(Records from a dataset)
────────────────────────────────────────

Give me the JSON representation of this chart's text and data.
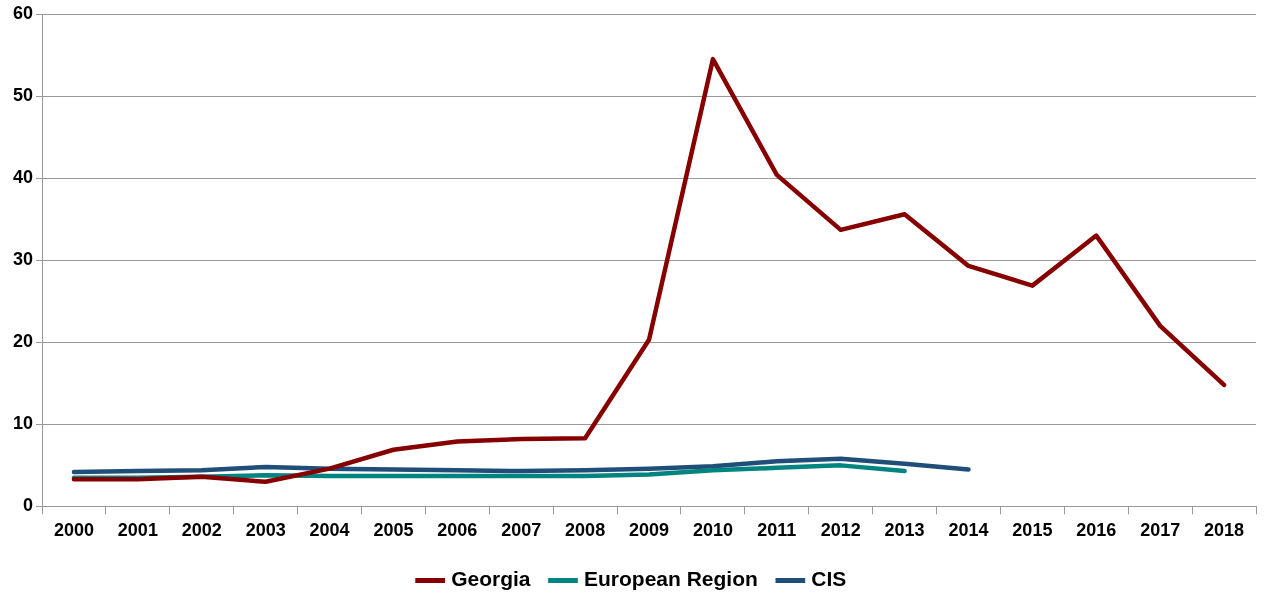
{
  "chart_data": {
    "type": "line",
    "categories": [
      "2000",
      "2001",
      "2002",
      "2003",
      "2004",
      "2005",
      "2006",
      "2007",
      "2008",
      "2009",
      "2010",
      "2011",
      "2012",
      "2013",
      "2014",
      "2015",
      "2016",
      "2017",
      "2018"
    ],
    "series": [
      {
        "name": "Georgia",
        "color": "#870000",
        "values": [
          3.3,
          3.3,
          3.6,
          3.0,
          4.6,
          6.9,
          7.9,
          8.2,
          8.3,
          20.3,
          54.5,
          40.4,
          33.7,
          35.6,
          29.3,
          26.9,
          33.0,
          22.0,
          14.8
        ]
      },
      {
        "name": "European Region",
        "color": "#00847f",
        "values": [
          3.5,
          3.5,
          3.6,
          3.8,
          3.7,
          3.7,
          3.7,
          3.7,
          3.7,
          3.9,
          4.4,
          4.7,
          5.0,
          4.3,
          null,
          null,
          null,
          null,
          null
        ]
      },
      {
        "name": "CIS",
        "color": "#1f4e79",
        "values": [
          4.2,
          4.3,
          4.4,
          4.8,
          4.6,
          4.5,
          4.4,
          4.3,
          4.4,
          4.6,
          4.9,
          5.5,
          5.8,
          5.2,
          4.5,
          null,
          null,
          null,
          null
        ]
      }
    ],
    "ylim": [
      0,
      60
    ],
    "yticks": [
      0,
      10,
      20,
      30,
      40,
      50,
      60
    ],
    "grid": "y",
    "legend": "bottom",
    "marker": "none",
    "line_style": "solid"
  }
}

────────────────────────────────────────

Requirements: Would you set down the listing exactly, omitting pictures?

Expected output:
Give me the JSON representation of this chart's text and data.
{
  "chart_data": {
    "type": "line",
    "categories": [
      "2000",
      "2001",
      "2002",
      "2003",
      "2004",
      "2005",
      "2006",
      "2007",
      "2008",
      "2009",
      "2010",
      "2011",
      "2012",
      "2013",
      "2014",
      "2015",
      "2016",
      "2017",
      "2018"
    ],
    "series": [
      {
        "name": "Georgia",
        "color": "#870000",
        "values": [
          3.3,
          3.3,
          3.6,
          3.0,
          4.6,
          6.9,
          7.9,
          8.2,
          8.3,
          20.3,
          54.5,
          40.4,
          33.7,
          35.6,
          29.3,
          26.9,
          33.0,
          22.0,
          14.8
        ]
      },
      {
        "name": "European Region",
        "color": "#00847f",
        "values": [
          3.5,
          3.5,
          3.6,
          3.8,
          3.7,
          3.7,
          3.7,
          3.7,
          3.7,
          3.9,
          4.4,
          4.7,
          5.0,
          4.3,
          null,
          null,
          null,
          null,
          null
        ]
      },
      {
        "name": "CIS",
        "color": "#1f4e79",
        "values": [
          4.2,
          4.3,
          4.4,
          4.8,
          4.6,
          4.5,
          4.4,
          4.3,
          4.4,
          4.6,
          4.9,
          5.5,
          5.8,
          5.2,
          4.5,
          null,
          null,
          null,
          null
        ]
      }
    ],
    "ylim": [
      0,
      60
    ],
    "yticks": [
      0,
      10,
      20,
      30,
      40,
      50,
      60
    ],
    "grid": "y",
    "legend": "bottom",
    "marker": "none",
    "line_style": "solid"
  }
}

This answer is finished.